● DOCUMENT EXCERPT
☆ ☆ ☆ ☆ ☆ ☆ ☆

I've got this code snippet:
static void Main(string[] args)
{
Observable.Range(1, 5).Subscribe(async x => await DoTheThing(x));
Console.WriteLine("done");
}
static async Task DoTheThing(int x)
{
await Task.Delay(TimeSpan.FromSeconds(x));
Console.WriteLine(x);
}
I hope it will loop 5 times and after each loop there'll be a line printed as
1
2
3
4
5
But supprisingly, this will print "done" and terminate at once. Seems that async+await didn't wait the Task.Delay and quit.
Semantics doesn't seem to have problem, so where did I get wrong about Subscribe or async, how to fix it to fulfill my request of calling asynchrous tasks from Rx?
Thanks.
It's not blocking, because it's well - asynchronous. Your code generates five tasks, all running parallel, all completing at various times.
But they do not block the Main function.
If you just add a Console.ReadKey() as your last line, you'll see that your code does run in the background. It prints.
static void Main(string[] args)
{
Observable.Range(1, 5).Subscribe(async x => await DoTheThing(x));
Console.WriteLine("done");
Console.ReadKey();
}
But suppose you want to wait until all of them were done. What then?
Of course, there's .Wait(), but that's blocking. Let's observe all of our tasks as observables.
We'll use C# 7's async Main while we're at it.
static async Task Main(string[] args)
{
await Observable.Range(1, 5)
.Select(x => DoTheThing(x).ToObservable())
.Merge();
Console.WriteLine("done");
}
This works exactly like you'd expect it to.

☆ ☆ ☆ ☆ ☆ ☆ ☆

● Structured page parsing data

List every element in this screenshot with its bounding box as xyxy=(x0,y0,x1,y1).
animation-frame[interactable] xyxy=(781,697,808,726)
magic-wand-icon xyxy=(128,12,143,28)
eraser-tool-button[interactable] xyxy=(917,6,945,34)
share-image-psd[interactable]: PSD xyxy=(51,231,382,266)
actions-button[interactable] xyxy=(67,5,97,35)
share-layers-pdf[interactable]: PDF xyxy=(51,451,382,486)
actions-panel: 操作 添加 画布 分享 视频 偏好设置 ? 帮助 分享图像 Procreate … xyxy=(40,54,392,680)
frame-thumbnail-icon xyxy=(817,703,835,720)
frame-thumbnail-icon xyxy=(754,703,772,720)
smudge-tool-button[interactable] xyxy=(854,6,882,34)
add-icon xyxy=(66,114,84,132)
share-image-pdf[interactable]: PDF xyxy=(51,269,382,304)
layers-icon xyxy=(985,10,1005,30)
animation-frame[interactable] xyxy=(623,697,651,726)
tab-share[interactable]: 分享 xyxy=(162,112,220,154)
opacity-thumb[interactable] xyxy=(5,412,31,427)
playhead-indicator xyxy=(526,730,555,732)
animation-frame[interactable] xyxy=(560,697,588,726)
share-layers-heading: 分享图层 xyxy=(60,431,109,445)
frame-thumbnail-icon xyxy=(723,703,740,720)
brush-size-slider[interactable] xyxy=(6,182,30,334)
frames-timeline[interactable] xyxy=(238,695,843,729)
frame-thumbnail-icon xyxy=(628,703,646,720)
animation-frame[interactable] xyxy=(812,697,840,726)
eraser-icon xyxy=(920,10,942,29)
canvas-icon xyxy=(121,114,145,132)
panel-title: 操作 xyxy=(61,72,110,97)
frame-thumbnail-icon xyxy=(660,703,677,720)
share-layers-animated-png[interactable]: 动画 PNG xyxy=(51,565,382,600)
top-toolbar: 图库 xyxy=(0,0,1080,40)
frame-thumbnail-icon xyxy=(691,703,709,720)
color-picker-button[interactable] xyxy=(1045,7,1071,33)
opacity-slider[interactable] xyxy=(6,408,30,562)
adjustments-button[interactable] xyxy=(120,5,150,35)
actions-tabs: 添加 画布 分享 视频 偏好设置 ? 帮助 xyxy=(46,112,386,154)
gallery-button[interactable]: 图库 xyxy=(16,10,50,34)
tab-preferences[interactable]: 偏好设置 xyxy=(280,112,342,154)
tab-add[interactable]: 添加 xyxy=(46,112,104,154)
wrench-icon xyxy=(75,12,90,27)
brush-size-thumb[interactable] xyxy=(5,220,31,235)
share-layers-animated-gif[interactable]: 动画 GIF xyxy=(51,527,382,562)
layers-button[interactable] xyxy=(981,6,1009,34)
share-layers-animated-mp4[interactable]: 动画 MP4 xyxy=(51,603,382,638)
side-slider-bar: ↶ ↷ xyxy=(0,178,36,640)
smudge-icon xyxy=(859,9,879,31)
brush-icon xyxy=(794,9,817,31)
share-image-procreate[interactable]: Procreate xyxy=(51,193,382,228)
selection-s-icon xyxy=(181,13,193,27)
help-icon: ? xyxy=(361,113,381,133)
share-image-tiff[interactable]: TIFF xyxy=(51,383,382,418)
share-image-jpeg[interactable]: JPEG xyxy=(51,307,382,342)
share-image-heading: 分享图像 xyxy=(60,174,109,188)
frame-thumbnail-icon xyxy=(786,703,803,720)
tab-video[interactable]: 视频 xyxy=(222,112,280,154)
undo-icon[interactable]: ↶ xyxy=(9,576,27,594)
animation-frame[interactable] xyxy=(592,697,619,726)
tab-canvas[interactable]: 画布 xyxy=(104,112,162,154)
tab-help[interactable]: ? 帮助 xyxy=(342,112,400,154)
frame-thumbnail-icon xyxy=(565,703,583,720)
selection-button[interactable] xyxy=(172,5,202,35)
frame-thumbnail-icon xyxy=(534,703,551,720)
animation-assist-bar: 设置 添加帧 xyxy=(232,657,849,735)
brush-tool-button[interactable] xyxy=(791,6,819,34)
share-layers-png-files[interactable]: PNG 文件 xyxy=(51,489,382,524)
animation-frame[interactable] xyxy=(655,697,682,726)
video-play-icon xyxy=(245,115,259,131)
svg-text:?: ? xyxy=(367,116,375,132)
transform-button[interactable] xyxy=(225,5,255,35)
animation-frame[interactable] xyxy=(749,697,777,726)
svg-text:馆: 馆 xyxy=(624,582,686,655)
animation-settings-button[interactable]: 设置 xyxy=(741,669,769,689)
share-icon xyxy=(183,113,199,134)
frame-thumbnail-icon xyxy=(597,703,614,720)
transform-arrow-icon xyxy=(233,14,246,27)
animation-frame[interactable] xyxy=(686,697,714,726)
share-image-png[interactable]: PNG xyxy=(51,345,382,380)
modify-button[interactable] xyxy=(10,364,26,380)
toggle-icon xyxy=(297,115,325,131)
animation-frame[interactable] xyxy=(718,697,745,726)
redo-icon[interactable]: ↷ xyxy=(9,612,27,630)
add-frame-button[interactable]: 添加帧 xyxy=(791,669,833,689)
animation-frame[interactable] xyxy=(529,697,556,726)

☆ ☆ ☆ ☆ ☆ ☆ ☆

● ACTIVITY A
Answer these questions about the text on calling async tasks from Rx, one per line:
(i) What output did the asker expect the code to produce?
(ii) Which line does the answer suggest adding at the end of Main to show that the code runs in the background?
(iii) Which C# version's async Main does the revised code use?
● ACTIVITY B
Summarize the text on calling async tasks from Rx in two sentences.
The records have no connection to the text about calling async tasks from Rx.

● ANSWER SPACE A
(i) The numbers 1, 2, 3, 4 and 5, each printed on its own line.
(ii) Console.ReadKey().
(iii) C# 7.

● ANSWER SPACE B
The asker expected a Main method that subscribes an async lambda to Observable.Range(1, 5) to print 1 through 5, but it printed "done" and ended at once. The answer explains that the five tasks run in parallel without blocking Main, and it suggests an async Main that awaits the tasks as merged observables.